Records that describe figures:
## start
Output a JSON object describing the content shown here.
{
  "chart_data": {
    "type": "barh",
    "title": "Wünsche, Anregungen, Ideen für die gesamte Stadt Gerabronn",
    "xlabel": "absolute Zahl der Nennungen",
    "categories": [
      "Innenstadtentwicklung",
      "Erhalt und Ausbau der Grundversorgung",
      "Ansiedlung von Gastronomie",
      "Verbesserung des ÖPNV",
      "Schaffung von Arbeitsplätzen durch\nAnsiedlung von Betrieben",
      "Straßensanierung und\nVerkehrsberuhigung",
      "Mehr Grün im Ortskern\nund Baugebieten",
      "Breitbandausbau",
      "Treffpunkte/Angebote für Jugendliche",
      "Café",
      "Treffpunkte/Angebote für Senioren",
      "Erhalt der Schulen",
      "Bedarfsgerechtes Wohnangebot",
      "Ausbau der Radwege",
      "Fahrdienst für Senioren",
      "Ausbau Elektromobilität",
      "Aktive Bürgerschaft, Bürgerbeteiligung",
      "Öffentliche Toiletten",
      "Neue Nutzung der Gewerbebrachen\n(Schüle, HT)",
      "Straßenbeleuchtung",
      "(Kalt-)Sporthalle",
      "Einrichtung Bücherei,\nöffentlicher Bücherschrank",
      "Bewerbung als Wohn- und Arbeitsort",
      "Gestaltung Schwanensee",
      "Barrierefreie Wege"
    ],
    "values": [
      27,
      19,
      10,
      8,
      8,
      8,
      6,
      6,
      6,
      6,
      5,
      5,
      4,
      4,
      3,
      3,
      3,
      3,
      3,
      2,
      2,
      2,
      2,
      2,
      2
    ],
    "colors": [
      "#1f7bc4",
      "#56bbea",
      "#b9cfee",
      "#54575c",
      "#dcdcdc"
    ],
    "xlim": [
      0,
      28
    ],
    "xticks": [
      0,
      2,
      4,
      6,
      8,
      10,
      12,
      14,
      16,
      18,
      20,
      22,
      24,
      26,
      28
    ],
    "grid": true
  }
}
## end
### Direction
Extract all lines as given.

### Result for this task
Output a JSON object describing the content shown here.
{
  "chart_data": {
    "type": "barh",
    "title": "Wünsche, Anregungen, Ideen für die gesamte Stadt Gerabronn",
    "xlabel": "absolute Zahl der Nennungen",
    "categories": [
      "Innenstadtentwicklung",
      "Erhalt und Ausbau der Grundversorgung",
      "Ansiedlung von Gastronomie",
      "Verbesserung des ÖPNV",
      "Schaffung von Arbeitsplätzen durch\nAnsiedlung von Betrieben",
      "Straßensanierung und\nVerkehrsberuhigung",
      "Mehr Grün im Ortskern\nund Baugebieten",
      "Breitbandausbau",
      "Treffpunkte/Angebote für Jugendliche",
      "Café",
      "Treffpunkte/Angebote für Senioren",
      "Erhalt der Schulen",
      "Bedarfsgerechtes Wohnangebot",
      "Ausbau der Radwege",
      "Fahrdienst für Senioren",
      "Ausbau Elektromobilität",
      "Aktive Bürgerschaft, Bürgerbeteiligung",
      "Öffentliche Toiletten",
      "Neue Nutzung der Gewerbebrachen\n(Schüle, HT)",
      "Straßenbeleuchtung",
      "(Kalt-)Sporthalle",
      "Einrichtung Bücherei,\nöffentlicher Bücherschrank",
      "Bewerbung als Wohn- und Arbeitsort",
      "Gestaltung Schwanensee",
      "Barrierefreie Wege"
    ],
    "values": [
      27,
      19,
      10,
      8,
      8,
      8,
      6,
      6,
      6,
      6,
      5,
      5,
      4,
      4,
      3,
      3,
      3,
      3,
      3,
      2,
      2,
      2,
      2,
      2,
      2
    ],
    "colors": [
      "#1f7bc4",
      "#56bbea",
      "#b9cfee",
      "#54575c",
      "#dcdcdc"
    ],
    "xlim": [
      0,
      28
    ],
    "xticks": [
      0,
      2,
      4,
      6,
      8,
      10,
      12,
      14,
      16,
      18,
      20,
      22,
      24,
      26,
      28
    ],
    "grid": true
  }
}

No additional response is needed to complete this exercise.